[Task data]:
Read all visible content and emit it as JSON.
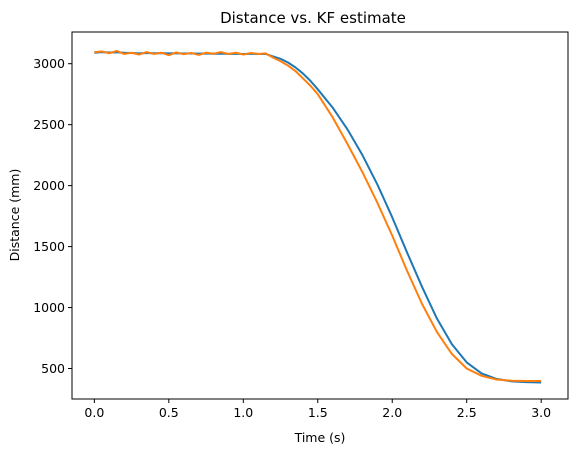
{
  "chart_data": {
    "type": "line",
    "title": "Distance vs. KF estimate",
    "xlabel": "Time (s)",
    "ylabel": "Distance (mm)",
    "xlim": [
      -0.15,
      3.18
    ],
    "ylim": [
      250,
      3260
    ],
    "xticks": [
      0.0,
      0.5,
      1.0,
      1.5,
      2.0,
      2.5,
      3.0
    ],
    "xtick_labels": [
      "0.0",
      "0.5",
      "1.0",
      "1.5",
      "2.0",
      "2.5",
      "3.0"
    ],
    "yticks": [
      500,
      1000,
      1500,
      2000,
      2500,
      3000
    ],
    "ytick_labels": [
      "500",
      "1000",
      "1500",
      "2000",
      "2500",
      "3000"
    ],
    "grid": false,
    "series": [
      {
        "color": "#1f77b4",
        "x": [
          0.0,
          0.05,
          0.1,
          0.15,
          0.2,
          0.25,
          0.3,
          0.35,
          0.4,
          0.45,
          0.5,
          0.55,
          0.6,
          0.65,
          0.7,
          0.75,
          0.8,
          0.85,
          0.9,
          0.95,
          1.0,
          1.05,
          1.1,
          1.15,
          1.2,
          1.25,
          1.3,
          1.35,
          1.4,
          1.45,
          1.5,
          1.6,
          1.7,
          1.8,
          1.9,
          2.0,
          2.1,
          2.2,
          2.3,
          2.4,
          2.5,
          2.6,
          2.7,
          2.8,
          2.9,
          3.0
        ],
        "y": [
          3090,
          3095,
          3092,
          3094,
          3090,
          3088,
          3085,
          3088,
          3086,
          3087,
          3085,
          3086,
          3084,
          3085,
          3083,
          3084,
          3082,
          3083,
          3081,
          3082,
          3080,
          3081,
          3080,
          3080,
          3060,
          3040,
          3010,
          2970,
          2920,
          2860,
          2790,
          2640,
          2460,
          2250,
          2010,
          1740,
          1450,
          1170,
          910,
          700,
          550,
          460,
          415,
          395,
          388,
          385
        ]
      },
      {
        "color": "#ff7f0e",
        "x": [
          0.0,
          0.05,
          0.1,
          0.15,
          0.2,
          0.25,
          0.3,
          0.35,
          0.4,
          0.45,
          0.5,
          0.55,
          0.6,
          0.65,
          0.7,
          0.75,
          0.8,
          0.85,
          0.9,
          0.95,
          1.0,
          1.05,
          1.1,
          1.15,
          1.2,
          1.25,
          1.3,
          1.35,
          1.4,
          1.45,
          1.5,
          1.6,
          1.7,
          1.8,
          1.9,
          2.0,
          2.1,
          2.2,
          2.3,
          2.4,
          2.5,
          2.6,
          2.7,
          2.8,
          2.9,
          3.0
        ],
        "y": [
          3095,
          3100,
          3085,
          3105,
          3080,
          3090,
          3075,
          3095,
          3080,
          3090,
          3070,
          3092,
          3078,
          3088,
          3072,
          3090,
          3082,
          3095,
          3080,
          3090,
          3075,
          3088,
          3080,
          3085,
          3050,
          3020,
          2985,
          2940,
          2880,
          2820,
          2750,
          2560,
          2340,
          2110,
          1860,
          1590,
          1300,
          1030,
          800,
          620,
          500,
          440,
          410,
          400,
          398,
          398
        ]
      }
    ]
  }
}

[Problem description]: Look through the data and show every line containing "Distance".

[Problem solution]:
    "title": "Distance vs. KF estimate",
    "ylabel": "Distance (mm)",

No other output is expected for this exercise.